* **Stored data**
---
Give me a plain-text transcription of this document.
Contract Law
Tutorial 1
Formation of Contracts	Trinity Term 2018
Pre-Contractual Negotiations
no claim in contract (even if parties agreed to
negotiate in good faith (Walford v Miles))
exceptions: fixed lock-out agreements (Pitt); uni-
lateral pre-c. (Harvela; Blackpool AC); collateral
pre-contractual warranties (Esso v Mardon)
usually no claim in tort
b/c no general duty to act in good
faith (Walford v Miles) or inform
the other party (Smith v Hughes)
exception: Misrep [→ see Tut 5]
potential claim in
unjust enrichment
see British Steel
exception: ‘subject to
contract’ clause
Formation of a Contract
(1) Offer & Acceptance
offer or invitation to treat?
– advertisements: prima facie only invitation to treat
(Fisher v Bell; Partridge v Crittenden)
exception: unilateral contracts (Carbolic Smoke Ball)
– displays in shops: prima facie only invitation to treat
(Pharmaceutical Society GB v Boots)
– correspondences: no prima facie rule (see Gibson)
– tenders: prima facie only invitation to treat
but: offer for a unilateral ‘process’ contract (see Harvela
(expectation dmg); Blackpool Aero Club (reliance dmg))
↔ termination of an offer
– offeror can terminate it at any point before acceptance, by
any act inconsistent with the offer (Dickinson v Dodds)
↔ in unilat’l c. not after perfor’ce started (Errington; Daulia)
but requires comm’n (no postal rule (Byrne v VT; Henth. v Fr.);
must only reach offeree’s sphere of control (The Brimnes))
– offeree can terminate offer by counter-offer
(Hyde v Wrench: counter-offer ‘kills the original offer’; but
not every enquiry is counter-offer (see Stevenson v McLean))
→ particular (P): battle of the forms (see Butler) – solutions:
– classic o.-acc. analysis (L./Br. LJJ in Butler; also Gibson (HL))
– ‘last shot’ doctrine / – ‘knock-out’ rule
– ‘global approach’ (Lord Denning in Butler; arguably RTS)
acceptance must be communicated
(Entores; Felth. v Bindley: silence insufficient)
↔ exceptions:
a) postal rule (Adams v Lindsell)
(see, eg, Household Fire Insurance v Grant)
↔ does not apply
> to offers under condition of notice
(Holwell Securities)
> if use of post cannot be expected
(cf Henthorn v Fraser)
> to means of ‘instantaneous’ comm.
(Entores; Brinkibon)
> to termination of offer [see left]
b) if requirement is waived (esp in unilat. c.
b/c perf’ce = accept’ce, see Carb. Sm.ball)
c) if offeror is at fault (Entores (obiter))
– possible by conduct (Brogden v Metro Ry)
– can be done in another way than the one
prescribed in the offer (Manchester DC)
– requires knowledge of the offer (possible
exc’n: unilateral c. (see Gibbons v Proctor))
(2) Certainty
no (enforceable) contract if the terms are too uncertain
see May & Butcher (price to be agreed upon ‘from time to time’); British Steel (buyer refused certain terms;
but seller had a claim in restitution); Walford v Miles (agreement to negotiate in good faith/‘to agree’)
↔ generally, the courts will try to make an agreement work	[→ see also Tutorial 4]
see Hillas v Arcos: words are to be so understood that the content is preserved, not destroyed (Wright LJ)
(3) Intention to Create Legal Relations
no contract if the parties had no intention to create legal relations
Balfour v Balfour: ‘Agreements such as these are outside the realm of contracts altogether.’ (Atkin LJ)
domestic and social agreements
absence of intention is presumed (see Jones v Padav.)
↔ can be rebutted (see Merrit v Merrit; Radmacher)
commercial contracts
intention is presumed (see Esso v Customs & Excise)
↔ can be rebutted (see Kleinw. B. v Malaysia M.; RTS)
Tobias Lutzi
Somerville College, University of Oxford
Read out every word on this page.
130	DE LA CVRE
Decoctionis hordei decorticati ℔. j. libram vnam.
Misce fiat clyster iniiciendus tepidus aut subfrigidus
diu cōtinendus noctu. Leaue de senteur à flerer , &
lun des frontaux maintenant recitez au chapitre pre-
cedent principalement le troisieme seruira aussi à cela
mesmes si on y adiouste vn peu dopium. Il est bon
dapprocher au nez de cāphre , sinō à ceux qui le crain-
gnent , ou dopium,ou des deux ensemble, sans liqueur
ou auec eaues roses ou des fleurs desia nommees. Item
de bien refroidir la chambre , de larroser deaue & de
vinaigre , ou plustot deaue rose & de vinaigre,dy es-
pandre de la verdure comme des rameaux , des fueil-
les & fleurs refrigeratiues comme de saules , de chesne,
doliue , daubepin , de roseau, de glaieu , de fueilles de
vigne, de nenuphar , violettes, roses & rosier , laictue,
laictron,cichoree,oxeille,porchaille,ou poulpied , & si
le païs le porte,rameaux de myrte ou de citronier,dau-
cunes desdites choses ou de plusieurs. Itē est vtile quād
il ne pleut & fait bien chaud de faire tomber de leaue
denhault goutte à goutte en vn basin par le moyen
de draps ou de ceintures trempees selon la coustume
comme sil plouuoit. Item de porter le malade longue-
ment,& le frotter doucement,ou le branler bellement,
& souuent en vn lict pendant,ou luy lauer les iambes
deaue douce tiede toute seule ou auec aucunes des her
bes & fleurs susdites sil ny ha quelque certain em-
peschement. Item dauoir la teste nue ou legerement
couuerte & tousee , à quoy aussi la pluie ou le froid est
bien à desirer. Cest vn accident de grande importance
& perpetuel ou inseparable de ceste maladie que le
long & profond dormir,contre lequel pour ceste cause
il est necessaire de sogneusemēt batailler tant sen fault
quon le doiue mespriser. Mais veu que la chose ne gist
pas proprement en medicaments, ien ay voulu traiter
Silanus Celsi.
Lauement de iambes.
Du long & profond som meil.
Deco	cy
---
* **Exercise**
Reproduce every line of the listing above in which the string "Gibson" appears.

* **Answer below**
– correspondences: no prima facie rule (see Gibson)
– classic o.-acc. analysis (L./Br. LJJ in Butler; also Gibson (HL))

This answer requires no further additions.